#### Provided data

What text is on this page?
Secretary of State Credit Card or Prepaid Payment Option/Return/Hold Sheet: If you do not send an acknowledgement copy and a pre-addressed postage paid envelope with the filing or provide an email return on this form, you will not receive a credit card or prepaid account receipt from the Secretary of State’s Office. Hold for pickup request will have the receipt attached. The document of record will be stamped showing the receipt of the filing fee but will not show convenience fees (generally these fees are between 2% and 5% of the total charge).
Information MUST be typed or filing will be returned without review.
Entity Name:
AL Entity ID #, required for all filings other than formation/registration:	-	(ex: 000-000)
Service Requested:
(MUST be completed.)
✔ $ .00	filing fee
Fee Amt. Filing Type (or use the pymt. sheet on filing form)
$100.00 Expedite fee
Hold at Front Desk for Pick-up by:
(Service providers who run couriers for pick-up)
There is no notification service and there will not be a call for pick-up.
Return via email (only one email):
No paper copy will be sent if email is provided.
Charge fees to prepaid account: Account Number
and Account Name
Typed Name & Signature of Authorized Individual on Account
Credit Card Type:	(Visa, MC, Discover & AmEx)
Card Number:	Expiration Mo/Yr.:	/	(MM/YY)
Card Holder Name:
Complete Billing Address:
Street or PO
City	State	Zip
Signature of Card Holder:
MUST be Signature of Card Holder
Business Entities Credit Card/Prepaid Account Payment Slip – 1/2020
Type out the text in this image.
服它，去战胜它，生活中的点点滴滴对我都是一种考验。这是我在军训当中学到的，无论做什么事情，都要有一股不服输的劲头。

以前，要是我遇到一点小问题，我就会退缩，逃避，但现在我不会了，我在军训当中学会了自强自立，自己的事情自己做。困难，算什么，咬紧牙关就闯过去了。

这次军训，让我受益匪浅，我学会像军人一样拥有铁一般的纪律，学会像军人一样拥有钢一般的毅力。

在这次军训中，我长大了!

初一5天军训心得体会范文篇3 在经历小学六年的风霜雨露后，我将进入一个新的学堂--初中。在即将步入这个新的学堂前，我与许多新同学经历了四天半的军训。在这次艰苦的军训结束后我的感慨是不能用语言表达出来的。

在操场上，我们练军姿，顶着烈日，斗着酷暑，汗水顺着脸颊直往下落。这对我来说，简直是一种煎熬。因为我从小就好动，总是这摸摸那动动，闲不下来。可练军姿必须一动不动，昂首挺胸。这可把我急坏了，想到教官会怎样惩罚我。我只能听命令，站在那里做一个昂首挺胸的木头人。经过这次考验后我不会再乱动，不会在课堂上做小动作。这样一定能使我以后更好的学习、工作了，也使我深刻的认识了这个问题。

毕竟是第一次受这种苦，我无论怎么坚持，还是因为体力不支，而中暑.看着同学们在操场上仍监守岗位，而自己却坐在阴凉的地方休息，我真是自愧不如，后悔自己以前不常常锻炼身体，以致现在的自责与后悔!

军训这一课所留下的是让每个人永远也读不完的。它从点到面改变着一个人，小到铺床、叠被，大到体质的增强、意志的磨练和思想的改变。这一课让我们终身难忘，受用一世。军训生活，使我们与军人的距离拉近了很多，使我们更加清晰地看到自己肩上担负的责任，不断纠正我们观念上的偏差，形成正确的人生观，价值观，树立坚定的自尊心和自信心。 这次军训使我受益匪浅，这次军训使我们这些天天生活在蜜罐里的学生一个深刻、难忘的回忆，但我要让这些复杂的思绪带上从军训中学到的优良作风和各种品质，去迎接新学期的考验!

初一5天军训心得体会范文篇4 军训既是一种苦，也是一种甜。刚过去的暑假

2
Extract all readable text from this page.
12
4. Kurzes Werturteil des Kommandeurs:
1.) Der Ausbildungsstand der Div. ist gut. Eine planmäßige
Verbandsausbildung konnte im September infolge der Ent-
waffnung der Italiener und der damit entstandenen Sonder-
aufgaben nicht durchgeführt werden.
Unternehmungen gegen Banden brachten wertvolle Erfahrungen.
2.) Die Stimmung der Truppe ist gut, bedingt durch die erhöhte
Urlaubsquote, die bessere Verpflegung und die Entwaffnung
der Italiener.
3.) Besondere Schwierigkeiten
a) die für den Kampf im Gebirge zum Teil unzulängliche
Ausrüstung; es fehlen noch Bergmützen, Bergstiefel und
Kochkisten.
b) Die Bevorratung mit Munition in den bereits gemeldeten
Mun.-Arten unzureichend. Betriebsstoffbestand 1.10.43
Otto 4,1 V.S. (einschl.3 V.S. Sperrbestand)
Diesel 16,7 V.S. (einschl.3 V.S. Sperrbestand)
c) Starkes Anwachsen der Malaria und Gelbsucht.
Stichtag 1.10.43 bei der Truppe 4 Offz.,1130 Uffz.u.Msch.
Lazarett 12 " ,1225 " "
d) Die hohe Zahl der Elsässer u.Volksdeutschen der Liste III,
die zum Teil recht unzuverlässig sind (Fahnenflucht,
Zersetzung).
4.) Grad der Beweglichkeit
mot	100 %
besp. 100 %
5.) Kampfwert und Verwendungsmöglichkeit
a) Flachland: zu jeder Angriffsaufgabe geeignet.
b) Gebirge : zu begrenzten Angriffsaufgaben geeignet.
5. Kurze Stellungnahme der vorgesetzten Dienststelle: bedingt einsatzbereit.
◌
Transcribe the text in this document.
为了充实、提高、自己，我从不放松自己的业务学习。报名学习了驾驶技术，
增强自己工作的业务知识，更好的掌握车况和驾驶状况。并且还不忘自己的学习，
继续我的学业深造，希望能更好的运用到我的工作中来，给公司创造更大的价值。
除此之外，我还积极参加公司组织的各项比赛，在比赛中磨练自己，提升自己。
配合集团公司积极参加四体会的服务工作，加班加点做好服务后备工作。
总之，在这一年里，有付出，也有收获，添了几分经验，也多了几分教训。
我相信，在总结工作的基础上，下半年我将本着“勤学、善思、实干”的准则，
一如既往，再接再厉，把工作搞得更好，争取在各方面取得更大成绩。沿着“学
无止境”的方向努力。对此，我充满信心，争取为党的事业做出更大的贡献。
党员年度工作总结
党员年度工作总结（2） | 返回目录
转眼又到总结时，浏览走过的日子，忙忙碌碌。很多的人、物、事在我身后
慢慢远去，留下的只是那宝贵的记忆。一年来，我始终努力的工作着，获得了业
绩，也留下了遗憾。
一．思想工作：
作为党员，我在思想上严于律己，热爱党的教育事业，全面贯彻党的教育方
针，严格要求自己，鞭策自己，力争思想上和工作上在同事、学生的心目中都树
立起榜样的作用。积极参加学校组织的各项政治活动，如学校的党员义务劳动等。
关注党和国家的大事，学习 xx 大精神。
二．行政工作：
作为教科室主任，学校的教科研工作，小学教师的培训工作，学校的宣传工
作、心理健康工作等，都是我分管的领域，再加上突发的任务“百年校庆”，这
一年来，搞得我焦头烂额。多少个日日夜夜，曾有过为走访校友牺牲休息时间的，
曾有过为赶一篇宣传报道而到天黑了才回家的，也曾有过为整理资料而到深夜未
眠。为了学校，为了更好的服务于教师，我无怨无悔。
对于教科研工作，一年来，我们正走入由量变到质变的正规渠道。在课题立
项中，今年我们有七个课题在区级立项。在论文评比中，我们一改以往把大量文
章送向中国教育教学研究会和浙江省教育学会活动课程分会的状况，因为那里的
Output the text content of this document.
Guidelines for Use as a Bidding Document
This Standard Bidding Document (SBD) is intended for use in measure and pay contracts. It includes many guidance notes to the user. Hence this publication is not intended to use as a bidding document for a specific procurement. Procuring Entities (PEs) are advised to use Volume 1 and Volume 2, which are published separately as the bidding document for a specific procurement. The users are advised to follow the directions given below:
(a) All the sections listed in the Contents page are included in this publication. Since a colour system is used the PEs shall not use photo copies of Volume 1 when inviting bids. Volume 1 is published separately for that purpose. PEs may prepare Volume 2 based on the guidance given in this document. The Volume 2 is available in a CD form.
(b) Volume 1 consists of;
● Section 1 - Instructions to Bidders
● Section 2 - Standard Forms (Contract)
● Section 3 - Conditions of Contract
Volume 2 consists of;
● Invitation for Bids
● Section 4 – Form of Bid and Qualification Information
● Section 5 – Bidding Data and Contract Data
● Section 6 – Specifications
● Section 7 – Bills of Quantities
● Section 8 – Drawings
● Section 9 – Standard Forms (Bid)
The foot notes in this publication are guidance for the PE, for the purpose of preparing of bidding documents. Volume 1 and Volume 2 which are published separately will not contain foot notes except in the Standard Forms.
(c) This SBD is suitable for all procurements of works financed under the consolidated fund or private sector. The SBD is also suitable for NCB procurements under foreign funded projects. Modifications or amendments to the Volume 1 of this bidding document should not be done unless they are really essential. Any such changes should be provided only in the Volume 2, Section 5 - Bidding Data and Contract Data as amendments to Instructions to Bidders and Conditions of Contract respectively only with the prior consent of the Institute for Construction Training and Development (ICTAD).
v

########

→ What needs to be done
Look through the listing and extract every line with "text" in it.

→ Solution for this problem
What text is on this page?
Type out the text in this image.
Extract all readable text from this page.
Transcribe the text in this document.
Output the text content of this document.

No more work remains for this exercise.